_TASK DIRECTIONS_
Output the material below in its entirety, exactly as given.

* * * * * * *

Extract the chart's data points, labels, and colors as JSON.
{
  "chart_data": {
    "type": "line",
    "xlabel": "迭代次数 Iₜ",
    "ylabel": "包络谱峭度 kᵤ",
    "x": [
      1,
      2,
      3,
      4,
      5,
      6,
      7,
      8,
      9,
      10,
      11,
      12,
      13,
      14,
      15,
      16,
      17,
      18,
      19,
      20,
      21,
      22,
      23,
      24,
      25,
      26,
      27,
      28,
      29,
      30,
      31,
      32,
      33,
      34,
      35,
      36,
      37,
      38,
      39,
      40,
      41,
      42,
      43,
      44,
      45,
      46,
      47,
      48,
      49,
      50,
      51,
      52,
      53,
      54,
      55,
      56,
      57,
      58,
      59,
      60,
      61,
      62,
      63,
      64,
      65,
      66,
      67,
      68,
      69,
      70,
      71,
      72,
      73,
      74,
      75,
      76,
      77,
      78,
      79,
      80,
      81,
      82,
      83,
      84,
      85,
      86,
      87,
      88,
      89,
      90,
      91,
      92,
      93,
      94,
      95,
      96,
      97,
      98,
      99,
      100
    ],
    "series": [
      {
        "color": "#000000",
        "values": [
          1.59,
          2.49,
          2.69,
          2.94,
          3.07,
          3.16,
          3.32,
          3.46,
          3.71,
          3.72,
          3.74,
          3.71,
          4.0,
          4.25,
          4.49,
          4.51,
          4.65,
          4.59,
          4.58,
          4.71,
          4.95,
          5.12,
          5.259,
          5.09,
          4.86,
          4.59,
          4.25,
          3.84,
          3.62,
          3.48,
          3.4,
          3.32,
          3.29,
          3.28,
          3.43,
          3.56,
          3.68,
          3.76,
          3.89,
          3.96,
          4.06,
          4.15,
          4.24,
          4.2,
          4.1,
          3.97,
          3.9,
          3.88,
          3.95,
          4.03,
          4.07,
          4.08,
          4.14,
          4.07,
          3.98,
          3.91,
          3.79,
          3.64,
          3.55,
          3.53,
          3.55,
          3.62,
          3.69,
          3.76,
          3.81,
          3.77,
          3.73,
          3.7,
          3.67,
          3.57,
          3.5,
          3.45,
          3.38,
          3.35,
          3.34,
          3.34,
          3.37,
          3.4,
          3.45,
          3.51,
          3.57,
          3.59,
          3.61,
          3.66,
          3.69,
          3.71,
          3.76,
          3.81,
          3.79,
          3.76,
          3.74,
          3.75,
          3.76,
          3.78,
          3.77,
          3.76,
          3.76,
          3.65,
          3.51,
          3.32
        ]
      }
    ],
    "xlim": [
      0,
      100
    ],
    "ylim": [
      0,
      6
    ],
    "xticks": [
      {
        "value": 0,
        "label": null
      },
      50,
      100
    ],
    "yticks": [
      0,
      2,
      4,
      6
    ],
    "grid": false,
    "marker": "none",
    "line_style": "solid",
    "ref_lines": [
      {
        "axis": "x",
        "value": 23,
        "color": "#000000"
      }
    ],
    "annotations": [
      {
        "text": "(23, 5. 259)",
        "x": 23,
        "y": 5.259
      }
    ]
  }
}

* * * * * * *

_RESULT_
Extract the chart's data points, labels, and colors as JSON.
{
  "chart_data": {
    "type": "line",
    "xlabel": "迭代次数 Iₜ",
    "ylabel": "包络谱峭度 kᵤ",
    "x": [
      1,
      2,
      3,
      4,
      5,
      6,
      7,
      8,
      9,
      10,
      11,
      12,
      13,
      14,
      15,
      16,
      17,
      18,
      19,
      20,
      21,
      22,
      23,
      24,
      25,
      26,
      27,
      28,
      29,
      30,
      31,
      32,
      33,
      34,
      35,
      36,
      37,
      38,
      39,
      40,
      41,
      42,
      43,
      44,
      45,
      46,
      47,
      48,
      49,
      50,
      51,
      52,
      53,
      54,
      55,
      56,
      57,
      58,
      59,
      60,
      61,
      62,
      63,
      64,
      65,
      66,
      67,
      68,
      69,
      70,
      71,
      72,
      73,
      74,
      75,
      76,
      77,
      78,
      79,
      80,
      81,
      82,
      83,
      84,
      85,
      86,
      87,
      88,
      89,
      90,
      91,
      92,
      93,
      94,
      95,
      96,
      97,
      98,
      99,
      100
    ],
    "series": [
      {
        "color": "#000000",
        "values": [
          1.59,
          2.49,
          2.69,
          2.94,
          3.07,
          3.16,
          3.32,
          3.46,
          3.71,
          3.72,
          3.74,
          3.71,
          4.0,
          4.25,
          4.49,
          4.51,
          4.65,
          4.59,
          4.58,
          4.71,
          4.95,
          5.12,
          5.259,
          5.09,
          4.86,
          4.59,
          4.25,
          3.84,
          3.62,
          3.48,
          3.4,
          3.32,
          3.29,
          3.28,
          3.43,
          3.56,
          3.68,
          3.76,
          3.89,
          3.96,
          4.06,
          4.15,
          4.24,
          4.2,
          4.1,
          3.97,
          3.9,
          3.88,
          3.95,
          4.03,
          4.07,
          4.08,
          4.14,
          4.07,
          3.98,
          3.91,
          3.79,
          3.64,
          3.55,
          3.53,
          3.55,
          3.62,
          3.69,
          3.76,
          3.81,
          3.77,
          3.73,
          3.7,
          3.67,
          3.57,
          3.5,
          3.45,
          3.38,
          3.35,
          3.34,
          3.34,
          3.37,
          3.4,
          3.45,
          3.51,
          3.57,
          3.59,
          3.61,
          3.66,
          3.69,
          3.71,
          3.76,
          3.81,
          3.79,
          3.76,
          3.74,
          3.75,
          3.76,
          3.78,
          3.77,
          3.76,
          3.76,
          3.65,
          3.51,
          3.32
        ]
      }
    ],
    "xlim": [
      0,
      100
    ],
    "ylim": [
      0,
      6
    ],
    "xticks": [
      {
        "value": 0,
        "label": null
      },
      50,
      100
    ],
    "yticks": [
      0,
      2,
      4,
      6
    ],
    "grid": false,
    "marker": "none",
    "line_style": "solid",
    "ref_lines": [
      {
        "axis": "x",
        "value": 23,
        "color": "#000000"
      }
    ],
    "annotations": [
      {
        "text": "(23, 5. 259)",
        "x": 23,
        "y": 5.259
      }
    ]
  }
}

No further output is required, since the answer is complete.